→ Aim:
Beneath this sentence is a set of records; write each of them out exactly.

→ Data for this task:
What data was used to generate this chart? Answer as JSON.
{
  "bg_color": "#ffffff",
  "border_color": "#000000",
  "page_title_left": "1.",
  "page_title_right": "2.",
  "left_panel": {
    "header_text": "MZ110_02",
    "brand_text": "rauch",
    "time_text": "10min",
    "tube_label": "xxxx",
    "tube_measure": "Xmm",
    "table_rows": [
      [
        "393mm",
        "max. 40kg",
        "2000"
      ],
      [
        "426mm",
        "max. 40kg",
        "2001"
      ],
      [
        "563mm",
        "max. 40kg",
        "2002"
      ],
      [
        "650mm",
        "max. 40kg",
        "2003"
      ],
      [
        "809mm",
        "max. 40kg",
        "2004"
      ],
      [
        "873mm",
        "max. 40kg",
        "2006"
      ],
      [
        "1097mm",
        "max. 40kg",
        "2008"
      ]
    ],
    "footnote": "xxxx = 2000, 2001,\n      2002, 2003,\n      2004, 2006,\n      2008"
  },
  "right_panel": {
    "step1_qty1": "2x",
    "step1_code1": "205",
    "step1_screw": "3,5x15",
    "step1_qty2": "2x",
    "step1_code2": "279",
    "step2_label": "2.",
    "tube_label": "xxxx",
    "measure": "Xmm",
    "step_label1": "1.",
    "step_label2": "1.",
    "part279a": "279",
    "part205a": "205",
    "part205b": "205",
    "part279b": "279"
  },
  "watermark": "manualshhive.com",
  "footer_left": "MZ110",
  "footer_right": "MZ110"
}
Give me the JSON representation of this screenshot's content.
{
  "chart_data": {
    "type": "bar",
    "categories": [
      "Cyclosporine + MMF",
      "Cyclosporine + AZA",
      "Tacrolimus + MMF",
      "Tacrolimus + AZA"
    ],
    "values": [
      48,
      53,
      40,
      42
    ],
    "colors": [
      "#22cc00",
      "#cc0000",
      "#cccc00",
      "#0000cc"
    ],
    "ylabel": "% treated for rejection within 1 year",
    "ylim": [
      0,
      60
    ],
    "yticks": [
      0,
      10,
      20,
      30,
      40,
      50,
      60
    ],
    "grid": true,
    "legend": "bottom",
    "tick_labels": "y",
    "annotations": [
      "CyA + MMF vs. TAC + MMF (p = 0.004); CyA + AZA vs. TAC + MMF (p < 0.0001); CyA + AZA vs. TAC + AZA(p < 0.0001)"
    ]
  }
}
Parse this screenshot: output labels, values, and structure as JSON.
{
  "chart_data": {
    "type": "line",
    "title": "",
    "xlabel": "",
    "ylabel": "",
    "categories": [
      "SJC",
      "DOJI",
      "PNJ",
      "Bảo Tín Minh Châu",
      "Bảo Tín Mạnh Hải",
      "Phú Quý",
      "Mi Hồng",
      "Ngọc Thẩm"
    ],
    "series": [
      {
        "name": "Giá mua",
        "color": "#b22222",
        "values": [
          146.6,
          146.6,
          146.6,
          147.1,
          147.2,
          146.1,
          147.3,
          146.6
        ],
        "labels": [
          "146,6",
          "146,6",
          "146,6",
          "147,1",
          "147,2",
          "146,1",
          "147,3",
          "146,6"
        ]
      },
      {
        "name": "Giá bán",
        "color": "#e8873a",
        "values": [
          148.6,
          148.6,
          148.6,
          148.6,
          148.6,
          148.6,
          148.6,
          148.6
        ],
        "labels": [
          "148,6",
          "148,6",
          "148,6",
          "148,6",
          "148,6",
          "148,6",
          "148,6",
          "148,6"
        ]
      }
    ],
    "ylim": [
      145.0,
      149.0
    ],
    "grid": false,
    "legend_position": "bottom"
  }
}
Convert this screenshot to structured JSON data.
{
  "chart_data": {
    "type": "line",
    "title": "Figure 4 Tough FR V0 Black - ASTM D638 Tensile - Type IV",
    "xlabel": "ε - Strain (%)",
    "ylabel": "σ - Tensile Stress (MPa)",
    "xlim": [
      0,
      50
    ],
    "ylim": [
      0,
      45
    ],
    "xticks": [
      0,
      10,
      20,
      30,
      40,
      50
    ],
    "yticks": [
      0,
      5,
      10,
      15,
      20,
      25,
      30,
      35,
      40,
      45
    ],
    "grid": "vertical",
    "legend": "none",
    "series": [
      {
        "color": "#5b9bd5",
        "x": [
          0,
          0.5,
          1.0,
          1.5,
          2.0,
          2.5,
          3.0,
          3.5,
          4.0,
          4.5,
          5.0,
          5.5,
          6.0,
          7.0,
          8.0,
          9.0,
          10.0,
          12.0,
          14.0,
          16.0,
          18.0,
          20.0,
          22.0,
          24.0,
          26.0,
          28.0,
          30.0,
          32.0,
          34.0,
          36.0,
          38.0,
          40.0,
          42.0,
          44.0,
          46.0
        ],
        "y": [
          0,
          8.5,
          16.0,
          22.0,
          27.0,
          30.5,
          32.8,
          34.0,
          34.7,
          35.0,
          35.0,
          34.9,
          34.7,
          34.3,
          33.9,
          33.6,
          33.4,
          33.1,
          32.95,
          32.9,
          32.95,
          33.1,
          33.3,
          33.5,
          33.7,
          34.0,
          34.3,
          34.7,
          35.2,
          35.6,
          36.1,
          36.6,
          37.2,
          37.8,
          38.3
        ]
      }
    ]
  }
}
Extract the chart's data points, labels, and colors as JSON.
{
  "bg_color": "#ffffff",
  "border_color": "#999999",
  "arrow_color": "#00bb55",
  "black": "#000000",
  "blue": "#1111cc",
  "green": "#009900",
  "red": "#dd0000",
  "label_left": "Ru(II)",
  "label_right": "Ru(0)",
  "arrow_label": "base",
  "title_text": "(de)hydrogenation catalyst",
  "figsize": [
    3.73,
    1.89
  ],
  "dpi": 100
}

→ Answer to this exercise:
What data was used to generate this chart? Answer as JSON.
{
  "bg_color": "#ffffff",
  "border_color": "#000000",
  "page_title_left": "1.",
  "page_title_right": "2.",
  "left_panel": {
    "header_text": "MZ110_02",
    "brand_text": "rauch",
    "time_text": "10min",
    "tube_label": "xxxx",
    "tube_measure": "Xmm",
    "table_rows": [
      [
        "393mm",
        "max. 40kg",
        "2000"
      ],
      [
        "426mm",
        "max. 40kg",
        "2001"
      ],
      [
        "563mm",
        "max. 40kg",
        "2002"
      ],
      [
        "650mm",
        "max. 40kg",
        "2003"
      ],
      [
        "809mm",
        "max. 40kg",
        "2004"
      ],
      [
        "873mm",
        "max. 40kg",
        "2006"
      ],
      [
        "1097mm",
        "max. 40kg",
        "2008"
      ]
    ],
    "footnote": "xxxx = 2000, 2001,\n      2002, 2003,\n      2004, 2006,\n      2008"
  },
  "right_panel": {
    "step1_qty1": "2x",
    "step1_code1": "205",
    "step1_screw": "3,5x15",
    "step1_qty2": "2x",
    "step1_code2": "279",
    "step2_label": "2.",
    "tube_label": "xxxx",
    "measure": "Xmm",
    "step_label1": "1.",
    "step_label2": "1.",
    "part279a": "279",
    "part205a": "205",
    "part205b": "205",
    "part279b": "279"
  },
  "watermark": "manualshhive.com",
  "footer_left": "MZ110",
  "footer_right": "MZ110"
}
Give me the JSON representation of this screenshot's content.
{
  "chart_data": {
    "type": "bar",
    "categories": [
      "Cyclosporine + MMF",
      "Cyclosporine + AZA",
      "Tacrolimus + MMF",
      "Tacrolimus + AZA"
    ],
    "values": [
      48,
      53,
      40,
      42
    ],
    "colors": [
      "#22cc00",
      "#cc0000",
      "#cccc00",
      "#0000cc"
    ],
    "ylabel": "% treated for rejection within 1 year",
    "ylim": [
      0,
      60
    ],
    "yticks": [
      0,
      10,
      20,
      30,
      40,
      50,
      60
    ],
    "grid": true,
    "legend": "bottom",
    "tick_labels": "y",
    "annotations": [
      "CyA + MMF vs. TAC + MMF (p = 0.004); CyA + AZA vs. TAC + MMF (p < 0.0001); CyA + AZA vs. TAC + AZA(p < 0.0001)"
    ]
  }
}
Parse this screenshot: output labels, values, and structure as JSON.
{
  "chart_data": {
    "type": "line",
    "title": "",
    "xlabel": "",
    "ylabel": "",
    "categories": [
      "SJC",
      "DOJI",
      "PNJ",
      "Bảo Tín Minh Châu",
      "Bảo Tín Mạnh Hải",
      "Phú Quý",
      "Mi Hồng",
      "Ngọc Thẩm"
    ],
    "series": [
      {
        "name": "Giá mua",
        "color": "#b22222",
        "values": [
          146.6,
          146.6,
          146.6,
          147.1,
          147.2,
          146.1,
          147.3,
          146.6
        ],
        "labels": [
          "146,6",
          "146,6",
          "146,6",
          "147,1",
          "147,2",
          "146,1",
          "147,3",
          "146,6"
        ]
      },
      {
        "name": "Giá bán",
        "color": "#e8873a",
        "values": [
          148.6,
          148.6,
          148.6,
          148.6,
          148.6,
          148.6,
          148.6,
          148.6
        ],
        "labels": [
          "148,6",
          "148,6",
          "148,6",
          "148,6",
          "148,6",
          "148,6",
          "148,6",
          "148,6"
        ]
      }
    ],
    "ylim": [
      145.0,
      149.0
    ],
    "grid": false,
    "legend_position": "bottom"
  }
}
Convert this screenshot to structured JSON data.
{
  "chart_data": {
    "type": "line",
    "title": "Figure 4 Tough FR V0 Black - ASTM D638 Tensile - Type IV",
    "xlabel": "ε - Strain (%)",
    "ylabel": "σ - Tensile Stress (MPa)",
    "xlim": [
      0,
      50
    ],
    "ylim": [
      0,
      45
    ],
    "xticks": [
      0,
      10,
      20,
      30,
      40,
      50
    ],
    "yticks": [
      0,
      5,
      10,
      15,
      20,
      25,
      30,
      35,
      40,
      45
    ],
    "grid": "vertical",
    "legend": "none",
    "series": [
      {
        "color": "#5b9bd5",
        "x": [
          0,
          0.5,
          1.0,
          1.5,
          2.0,
          2.5,
          3.0,
          3.5,
          4.0,
          4.5,
          5.0,
          5.5,
          6.0,
          7.0,
          8.0,
          9.0,
          10.0,
          12.0,
          14.0,
          16.0,
          18.0,
          20.0,
          22.0,
          24.0,
          26.0,
          28.0,
          30.0,
          32.0,
          34.0,
          36.0,
          38.0,
          40.0,
          42.0,
          44.0,
          46.0
        ],
        "y": [
          0,
          8.5,
          16.0,
          22.0,
          27.0,
          30.5,
          32.8,
          34.0,
          34.7,
          35.0,
          35.0,
          34.9,
          34.7,
          34.3,
          33.9,
          33.6,
          33.4,
          33.1,
          32.95,
          32.9,
          32.95,
          33.1,
          33.3,
          33.5,
          33.7,
          34.0,
          34.3,
          34.7,
          35.2,
          35.6,
          36.1,
          36.6,
          37.2,
          37.8,
          38.3
        ]
      }
    ]
  }
}
Extract the chart's data points, labels, and colors as JSON.
{
  "bg_color": "#ffffff",
  "border_color": "#999999",
  "arrow_color": "#00bb55",
  "black": "#000000",
  "blue": "#1111cc",
  "green": "#009900",
  "red": "#dd0000",
  "label_left": "Ru(II)",
  "label_right": "Ru(0)",
  "arrow_label": "base",
  "title_text": "(de)hydrogenation catalyst",
  "figsize": [
    3.73,
    1.89
  ],
  "dpi": 100
}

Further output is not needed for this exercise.